— Document passage —
— START —
Posted by: Lisa Hill | November 20, 2011

Riding the Trains in Japan (2010), by Patrick Holland

Regular readers of this blog may remember the author of Riding the Trains in Japan, Travels in the Sacred and Supermodern East because he was featured in Meet an Aussie Author when his novel The Mary Smokes Boys was longlisted for the 2011 Miles Franklin Award.  (It was also shortlisted for the 2011 Age Book of the Year Award).

Riding the Trains in Japan is Patrick Holland’s fourth book and his second with Transit Lounge, a small independent press which punches well above its weight.  Based in Yarraville in Melbourne,  Transit Lounge is

dedicated to the publication of exciting new fiction and non-fiction…with a particular interest in creative literary publishing that explores the relationships between East and West, entertains and promotes insights into diverse cultures and encompasses diverse genres. 

They have published an extraordinary collection of terrific books, some of which have been reviewed here (including The English Class by Ouyang Yu which has just been shortlisted for the Fiction category in the 2011 Queensland Premier’s Literary Awards).
— END —
— Actions to take —
1 - According to the blog post, why might regular readers already know the author of Riding the Trains in Japan? Answer in one to three sentences.
2 - Transcribe the part of the blog post that begins at the words "Riding the Trains in Japan is" and stops after "Premier’s Literary Awards).".
The data items are not needed for this work.

— Data items —
— START —
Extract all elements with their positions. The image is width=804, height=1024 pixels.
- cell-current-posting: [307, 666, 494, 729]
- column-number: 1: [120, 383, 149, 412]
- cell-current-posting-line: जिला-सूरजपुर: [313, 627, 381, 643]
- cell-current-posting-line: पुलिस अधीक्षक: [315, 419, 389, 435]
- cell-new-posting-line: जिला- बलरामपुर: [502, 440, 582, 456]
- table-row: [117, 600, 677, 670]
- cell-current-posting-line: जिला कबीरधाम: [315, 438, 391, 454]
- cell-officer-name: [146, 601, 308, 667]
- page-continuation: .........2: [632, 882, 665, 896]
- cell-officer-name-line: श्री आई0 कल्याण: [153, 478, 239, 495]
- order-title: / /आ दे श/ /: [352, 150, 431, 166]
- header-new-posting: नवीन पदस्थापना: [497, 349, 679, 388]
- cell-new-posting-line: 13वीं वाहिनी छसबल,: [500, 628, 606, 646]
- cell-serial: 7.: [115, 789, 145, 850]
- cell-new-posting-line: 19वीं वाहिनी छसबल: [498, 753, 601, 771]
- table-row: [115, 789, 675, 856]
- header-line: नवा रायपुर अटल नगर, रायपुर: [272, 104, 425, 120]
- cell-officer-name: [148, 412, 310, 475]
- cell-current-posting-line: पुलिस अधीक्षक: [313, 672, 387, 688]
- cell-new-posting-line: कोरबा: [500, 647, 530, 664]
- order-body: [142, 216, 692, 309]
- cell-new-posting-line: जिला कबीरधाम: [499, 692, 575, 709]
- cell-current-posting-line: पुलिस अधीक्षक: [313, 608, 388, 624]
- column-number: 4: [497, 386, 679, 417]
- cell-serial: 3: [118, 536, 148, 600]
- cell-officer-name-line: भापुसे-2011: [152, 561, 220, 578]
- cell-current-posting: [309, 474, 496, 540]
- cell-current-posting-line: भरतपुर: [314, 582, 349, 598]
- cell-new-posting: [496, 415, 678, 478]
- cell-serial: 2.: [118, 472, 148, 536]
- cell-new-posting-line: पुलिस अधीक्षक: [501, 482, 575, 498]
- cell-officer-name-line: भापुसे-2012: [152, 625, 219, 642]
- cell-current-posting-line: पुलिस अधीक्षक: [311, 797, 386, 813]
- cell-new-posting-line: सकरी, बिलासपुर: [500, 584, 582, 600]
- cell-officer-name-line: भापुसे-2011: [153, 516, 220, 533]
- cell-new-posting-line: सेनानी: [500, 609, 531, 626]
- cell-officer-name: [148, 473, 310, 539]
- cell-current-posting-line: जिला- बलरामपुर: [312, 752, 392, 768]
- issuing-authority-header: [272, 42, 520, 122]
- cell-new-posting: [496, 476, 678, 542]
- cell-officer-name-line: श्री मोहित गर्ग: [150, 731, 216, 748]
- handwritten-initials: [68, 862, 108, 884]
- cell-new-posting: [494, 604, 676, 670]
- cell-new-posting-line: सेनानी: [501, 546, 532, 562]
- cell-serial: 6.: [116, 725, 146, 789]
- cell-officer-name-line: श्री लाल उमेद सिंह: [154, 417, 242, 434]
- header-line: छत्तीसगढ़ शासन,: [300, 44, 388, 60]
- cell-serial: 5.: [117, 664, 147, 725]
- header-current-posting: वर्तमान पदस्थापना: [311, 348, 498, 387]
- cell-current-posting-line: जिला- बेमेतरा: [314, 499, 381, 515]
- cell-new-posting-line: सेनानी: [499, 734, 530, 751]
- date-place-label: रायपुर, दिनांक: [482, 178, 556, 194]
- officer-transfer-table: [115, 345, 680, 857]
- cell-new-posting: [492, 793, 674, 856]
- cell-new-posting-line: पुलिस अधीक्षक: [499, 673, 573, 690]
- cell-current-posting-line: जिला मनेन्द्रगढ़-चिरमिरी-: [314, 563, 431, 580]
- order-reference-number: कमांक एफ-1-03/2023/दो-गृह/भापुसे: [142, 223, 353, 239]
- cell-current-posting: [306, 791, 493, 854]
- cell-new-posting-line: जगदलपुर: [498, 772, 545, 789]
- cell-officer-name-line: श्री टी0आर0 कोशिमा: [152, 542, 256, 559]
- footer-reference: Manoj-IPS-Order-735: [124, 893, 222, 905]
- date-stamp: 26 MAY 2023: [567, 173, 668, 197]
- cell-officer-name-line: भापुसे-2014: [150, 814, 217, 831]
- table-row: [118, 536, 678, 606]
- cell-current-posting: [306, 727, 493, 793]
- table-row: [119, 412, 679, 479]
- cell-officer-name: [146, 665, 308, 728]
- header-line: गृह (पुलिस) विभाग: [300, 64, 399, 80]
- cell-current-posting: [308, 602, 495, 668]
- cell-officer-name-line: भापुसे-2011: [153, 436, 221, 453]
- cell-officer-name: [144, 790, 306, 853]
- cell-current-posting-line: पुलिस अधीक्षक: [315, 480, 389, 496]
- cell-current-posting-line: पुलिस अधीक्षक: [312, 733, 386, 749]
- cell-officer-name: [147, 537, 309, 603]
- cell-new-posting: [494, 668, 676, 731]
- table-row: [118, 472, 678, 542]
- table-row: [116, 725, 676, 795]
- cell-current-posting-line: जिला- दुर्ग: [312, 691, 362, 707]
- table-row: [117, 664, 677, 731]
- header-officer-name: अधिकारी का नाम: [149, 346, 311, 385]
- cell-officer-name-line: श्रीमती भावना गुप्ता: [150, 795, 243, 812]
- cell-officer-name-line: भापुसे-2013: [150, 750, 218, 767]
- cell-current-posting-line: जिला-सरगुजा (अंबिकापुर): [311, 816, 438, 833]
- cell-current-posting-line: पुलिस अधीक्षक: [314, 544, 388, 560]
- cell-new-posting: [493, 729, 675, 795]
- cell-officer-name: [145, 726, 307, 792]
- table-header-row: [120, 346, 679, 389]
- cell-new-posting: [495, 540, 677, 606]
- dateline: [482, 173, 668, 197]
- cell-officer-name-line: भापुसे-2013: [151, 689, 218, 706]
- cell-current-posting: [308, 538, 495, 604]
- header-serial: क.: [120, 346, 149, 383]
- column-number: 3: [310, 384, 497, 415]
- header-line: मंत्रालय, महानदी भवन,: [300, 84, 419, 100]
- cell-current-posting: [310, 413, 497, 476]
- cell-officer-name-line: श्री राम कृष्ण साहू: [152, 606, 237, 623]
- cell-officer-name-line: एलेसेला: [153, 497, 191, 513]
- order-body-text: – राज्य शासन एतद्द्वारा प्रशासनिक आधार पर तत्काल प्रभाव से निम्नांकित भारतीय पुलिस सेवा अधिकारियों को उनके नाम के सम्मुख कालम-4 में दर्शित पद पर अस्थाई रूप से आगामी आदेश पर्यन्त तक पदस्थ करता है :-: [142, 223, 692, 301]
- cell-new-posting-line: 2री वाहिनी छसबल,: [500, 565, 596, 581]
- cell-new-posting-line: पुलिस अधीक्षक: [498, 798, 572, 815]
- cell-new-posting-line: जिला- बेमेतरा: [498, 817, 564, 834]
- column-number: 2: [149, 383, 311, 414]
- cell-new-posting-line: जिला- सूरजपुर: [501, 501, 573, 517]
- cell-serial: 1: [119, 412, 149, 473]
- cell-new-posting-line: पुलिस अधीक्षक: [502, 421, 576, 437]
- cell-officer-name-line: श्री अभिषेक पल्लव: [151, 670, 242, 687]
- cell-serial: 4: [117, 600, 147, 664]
— END —
— Results of the tasks —
1 - Regular readers may remember Patrick Holland because he was featured in Meet an Aussie Author. That happened when his novel The Mary Smokes Boys was longlisted for the 2011 Miles Franklin Award.

2 -
Riding the Trains in Japan is Patrick Holland’s fourth book and his second with Transit Lounge, a small independent press which punches well above its weight.  Based in Yarraville in Melbourne,  Transit Lounge is

dedicated to the publication of exciting new fiction and non-fiction…with a particular interest in creative literary publishing that explores the relationships between East and West, entertains and promotes insights into diverse cultures and encompasses diverse genres. 

They have published an extraordinary collection of terrific books, some of which have been reviewed here (including The English Class by Ouyang Yu which has just been shortlisted for the Fiction category in the 2011 Queensland Premier’s Literary Awards).